▶ **Extracted material**
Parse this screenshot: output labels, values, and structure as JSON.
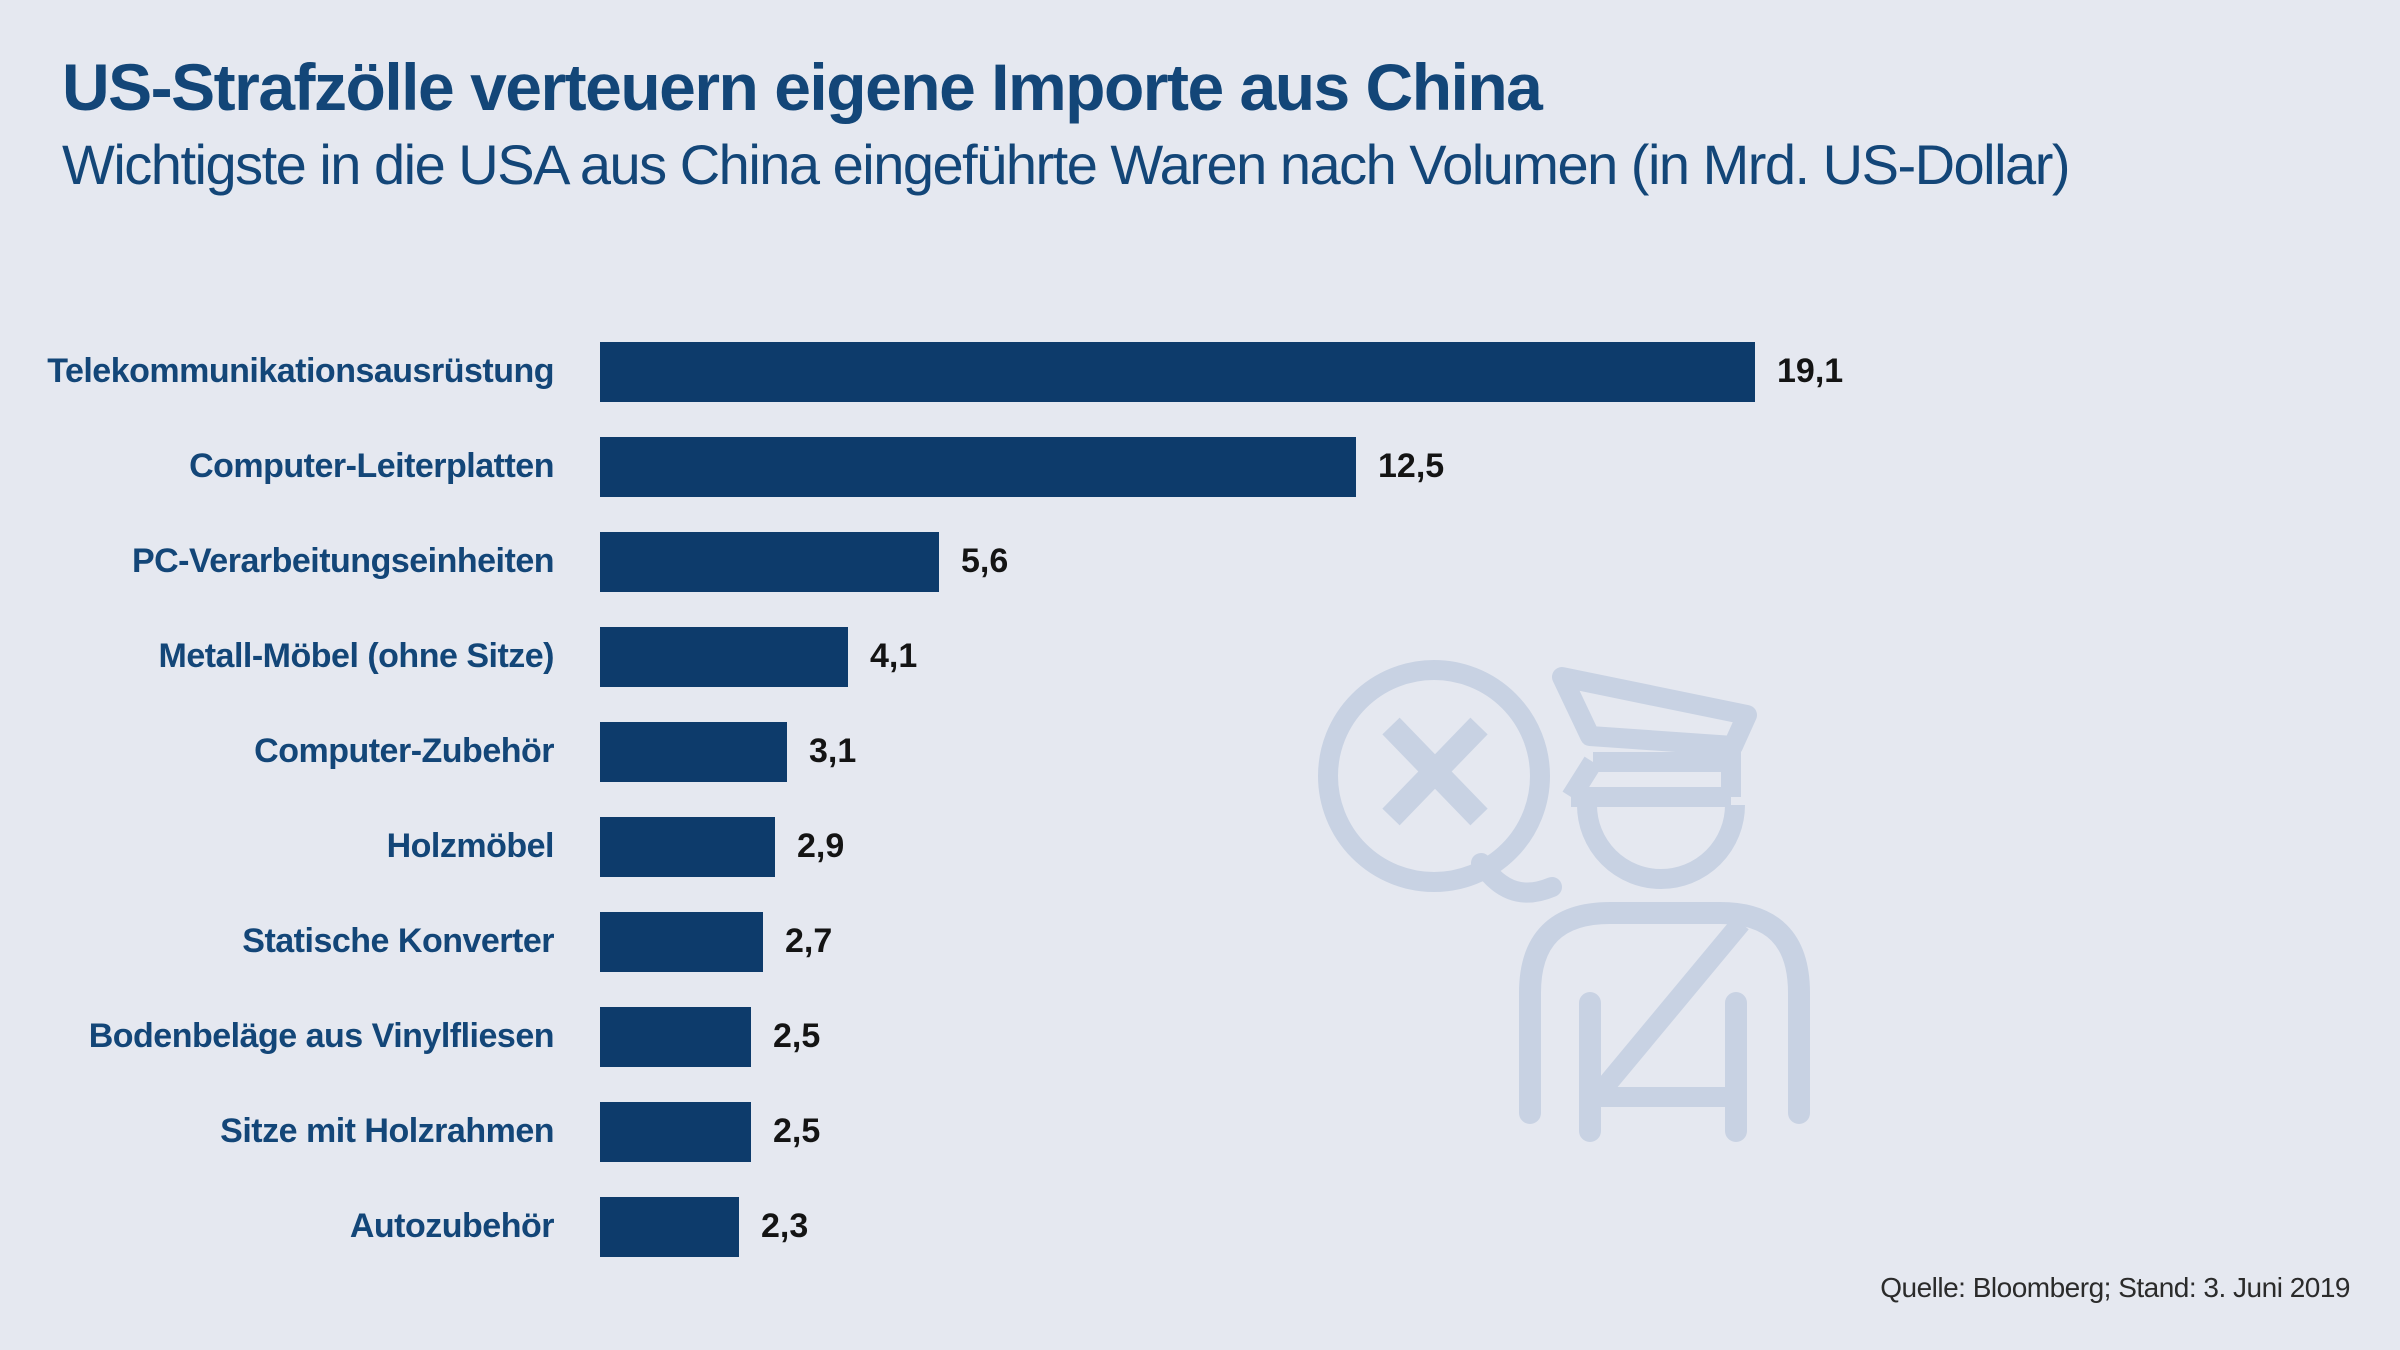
{
  "page": {
    "background_color": "#e5e8f0"
  },
  "header": {
    "title": "US-Strafzölle verteuern eigene Importe aus China",
    "subtitle": "Wichtigste in die USA aus China eingeführte Waren nach Volumen (in Mrd. US-Dollar)"
  },
  "source_note": "Quelle: Bloomberg; Stand: 3. Juni 2019",
  "watermark": {
    "icon": "customs-officer-with-speech-bubble-x-icon",
    "color": "#c8d2e3"
  },
  "chart_data": {
    "type": "bar",
    "orientation": "horizontal",
    "title": "US-Strafzölle verteuern eigene Importe aus China",
    "subtitle": "Wichtigste in die USA aus China eingeführte Waren nach Volumen (in Mrd. US-Dollar)",
    "unit": "Mrd. US-Dollar",
    "categories": [
      "Telekommunikationsausrüstung",
      "Computer-Leiterplatten",
      "PC-Verarbeitungseinheiten",
      "Metall-Möbel (ohne Sitze)",
      "Computer-Zubehör",
      "Holzmöbel",
      "Statische Konverter",
      "Bodenbeläge aus Vinylfliesen",
      "Sitze mit Holzrahmen",
      "Autozubehör"
    ],
    "values": [
      19.1,
      12.5,
      5.6,
      4.1,
      3.1,
      2.9,
      2.7,
      2.5,
      2.5,
      2.3
    ],
    "value_labels": [
      "19,1",
      "12,5",
      "5,6",
      "4,1",
      "3,1",
      "2,9",
      "2,7",
      "2,5",
      "2,5",
      "2,3"
    ],
    "xlim": [
      0,
      19.1
    ],
    "grid": false,
    "legend": false,
    "bar_color": "#0d3b6b",
    "category_label_color": "#134678",
    "value_label_color": "#141414"
  }
}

▶ **To do**
Exactly how many lines contain "values"? State the number and nothing else.

▶ **Worked solution**
2